SOURCE EXTRACT: Begin

HCOL 185N - Shakespeare and the Classical Tradition - Prof. Angeline Chiu, Department of Classics

CAS: Literature
GSB: Humanities Core
CALS: Humanities
CEMS: ENGR: Gen Ed Elective; CS, STAT,MATH: check with your academic advisor
RSENR: Consult with Academic Advisor
CNHS: Consult with Academic Advisor
CESS: Consult CESS advisor 

This course examines in detail both selections of Shakespeare’s work and the cultural context in which it first was written and performed, focusing on the classical tradition both as an influence on Elizabethan English culture in general and on Shakespeare in particular. Specific areas of interest include the intersection of history, literature, and theater; we focus on the classical tradition in terms of historical figures and events and also classical mythology as largely expressed by Ovid. This course is intensive in the areas of reading, writing, and participation as we consider how Shakespeare actively engages with the classical tradition. The semester concludes by considering how Shakespeare himself is part of the transmission of the classical tradition to the modern age. Four papers, a reading journal, several presentations/declamations, and a final exam are required.

HCOL 185O - Language and Representation - Prof. Louis deRosset, Department of Philosophy

University/college requirement distribution to be announced in Fall 2018.

SOURCE EXTRACT: End

TASK SET:
• 1. Answer these questions from the course listing.
(a) Who teaches HCOL 185N, and in which department?
(b) How does HCOL 185N count for CAS?
(c) When will the requirement distribution for HCOL 185O be announced?
• 2. List every piece of coursework that the course listing says is required for HCOL 185N.
• 3. Repeat the stretch of the course listing from "This course examines" through "exam are required.".
The records that follow the course listing come from a separate source.

RECORDS: Begin

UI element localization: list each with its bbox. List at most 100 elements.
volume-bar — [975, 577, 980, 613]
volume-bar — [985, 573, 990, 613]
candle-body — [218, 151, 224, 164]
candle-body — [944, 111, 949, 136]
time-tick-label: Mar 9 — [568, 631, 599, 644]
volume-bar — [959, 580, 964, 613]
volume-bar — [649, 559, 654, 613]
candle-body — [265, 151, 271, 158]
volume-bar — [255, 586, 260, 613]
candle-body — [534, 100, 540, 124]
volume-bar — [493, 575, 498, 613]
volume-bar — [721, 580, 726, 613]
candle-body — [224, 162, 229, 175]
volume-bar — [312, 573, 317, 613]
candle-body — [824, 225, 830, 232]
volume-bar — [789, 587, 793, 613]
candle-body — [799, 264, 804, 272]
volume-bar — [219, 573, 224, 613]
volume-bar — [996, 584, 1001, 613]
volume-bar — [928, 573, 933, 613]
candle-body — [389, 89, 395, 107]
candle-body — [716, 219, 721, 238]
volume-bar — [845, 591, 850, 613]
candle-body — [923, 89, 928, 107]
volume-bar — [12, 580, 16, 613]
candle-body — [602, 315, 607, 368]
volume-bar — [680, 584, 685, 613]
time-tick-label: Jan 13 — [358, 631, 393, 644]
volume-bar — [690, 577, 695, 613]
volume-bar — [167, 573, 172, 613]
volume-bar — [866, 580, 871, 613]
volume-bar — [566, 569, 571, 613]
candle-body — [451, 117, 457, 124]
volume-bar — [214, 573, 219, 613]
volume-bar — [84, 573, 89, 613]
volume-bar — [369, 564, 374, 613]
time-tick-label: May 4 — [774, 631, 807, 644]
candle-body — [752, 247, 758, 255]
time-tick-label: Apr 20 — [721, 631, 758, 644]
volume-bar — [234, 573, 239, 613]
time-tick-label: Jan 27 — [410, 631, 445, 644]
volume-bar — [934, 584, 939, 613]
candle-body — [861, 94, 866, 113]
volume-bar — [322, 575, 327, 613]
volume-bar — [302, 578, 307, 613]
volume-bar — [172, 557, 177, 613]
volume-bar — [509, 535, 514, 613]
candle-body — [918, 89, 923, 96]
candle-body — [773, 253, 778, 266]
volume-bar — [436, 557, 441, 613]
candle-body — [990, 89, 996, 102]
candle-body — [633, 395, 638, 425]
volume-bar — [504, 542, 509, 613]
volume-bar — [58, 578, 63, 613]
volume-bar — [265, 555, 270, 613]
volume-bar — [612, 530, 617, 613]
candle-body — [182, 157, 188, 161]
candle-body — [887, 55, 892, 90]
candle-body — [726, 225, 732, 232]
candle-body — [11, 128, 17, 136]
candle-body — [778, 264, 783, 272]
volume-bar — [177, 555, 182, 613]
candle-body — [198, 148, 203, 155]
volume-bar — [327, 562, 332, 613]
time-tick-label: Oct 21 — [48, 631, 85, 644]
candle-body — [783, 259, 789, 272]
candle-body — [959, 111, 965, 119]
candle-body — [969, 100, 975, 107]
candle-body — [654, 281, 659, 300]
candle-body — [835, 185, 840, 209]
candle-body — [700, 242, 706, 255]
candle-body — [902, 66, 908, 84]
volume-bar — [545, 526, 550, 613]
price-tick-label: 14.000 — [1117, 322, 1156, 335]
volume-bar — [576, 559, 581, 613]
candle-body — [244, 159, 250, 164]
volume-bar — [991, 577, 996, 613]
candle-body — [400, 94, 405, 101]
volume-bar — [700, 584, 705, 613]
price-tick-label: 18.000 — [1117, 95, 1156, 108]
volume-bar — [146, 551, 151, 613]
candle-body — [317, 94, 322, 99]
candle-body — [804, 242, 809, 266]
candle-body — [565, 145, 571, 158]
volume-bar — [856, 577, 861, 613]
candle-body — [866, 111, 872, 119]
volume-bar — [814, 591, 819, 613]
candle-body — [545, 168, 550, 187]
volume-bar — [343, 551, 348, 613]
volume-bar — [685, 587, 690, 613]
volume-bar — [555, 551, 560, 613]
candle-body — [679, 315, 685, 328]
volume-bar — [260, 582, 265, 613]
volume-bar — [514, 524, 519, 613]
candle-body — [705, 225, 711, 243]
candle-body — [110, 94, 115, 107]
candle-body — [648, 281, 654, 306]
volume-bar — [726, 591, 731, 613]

RECORDS: End

EXPECTED RESULTS:
• 1.
(a) Prof. Angeline Chiu, Department of Classics
(b) Literature
(c) Fall 2018

• 2.
- Four papers
- A reading journal
- Several presentations/declamations
- A final exam

• 3.
This course examines in detail both selections of Shakespeare’s work and the cultural context in which it first was written and performed, focusing on the classical tradition both as an influence on Elizabethan English culture in general and on Shakespeare in particular. Specific areas of interest include the intersection of history, literature, and theater; we focus on the classical tradition in terms of historical figures and events and also classical mythology as largely expressed by Ovid. This course is intensive in the areas of reading, writing, and participation as we consider how Shakespeare actively engages with the classical tradition. The semester concludes by considering how Shakespeare himself is part of the transmission of the classical tradition to the modern age. Four papers, a reading journal, several presentations/declamations, and a final exam are required.